** BEGIN DATA PROVIDED **

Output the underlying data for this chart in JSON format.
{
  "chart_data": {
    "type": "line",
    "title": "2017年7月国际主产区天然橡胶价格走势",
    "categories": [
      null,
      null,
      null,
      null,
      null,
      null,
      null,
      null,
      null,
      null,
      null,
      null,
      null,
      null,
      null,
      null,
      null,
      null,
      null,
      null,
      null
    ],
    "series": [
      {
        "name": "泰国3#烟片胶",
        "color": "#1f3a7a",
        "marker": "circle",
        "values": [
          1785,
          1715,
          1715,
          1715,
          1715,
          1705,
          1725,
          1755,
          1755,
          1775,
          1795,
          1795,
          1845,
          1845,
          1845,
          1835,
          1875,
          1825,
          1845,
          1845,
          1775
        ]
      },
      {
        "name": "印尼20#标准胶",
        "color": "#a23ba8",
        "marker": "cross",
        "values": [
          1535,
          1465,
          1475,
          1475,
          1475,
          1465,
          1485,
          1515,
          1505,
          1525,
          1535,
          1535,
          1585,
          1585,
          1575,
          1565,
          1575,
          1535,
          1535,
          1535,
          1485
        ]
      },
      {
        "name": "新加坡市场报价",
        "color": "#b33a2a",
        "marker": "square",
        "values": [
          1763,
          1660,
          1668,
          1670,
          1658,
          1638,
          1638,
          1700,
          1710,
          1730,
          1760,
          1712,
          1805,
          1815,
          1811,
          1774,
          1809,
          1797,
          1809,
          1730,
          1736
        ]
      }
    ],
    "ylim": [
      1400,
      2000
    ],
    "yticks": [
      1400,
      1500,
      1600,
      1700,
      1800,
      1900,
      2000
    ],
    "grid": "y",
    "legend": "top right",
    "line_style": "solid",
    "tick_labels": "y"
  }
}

** END DATA PROVIDED **

# DO THIS:
Check each line of the entries for the string "marker". Copy the lines that have it.

# TASK ANSWER:
        "marker": "circle",
        "marker": "cross",
        "marker": "square",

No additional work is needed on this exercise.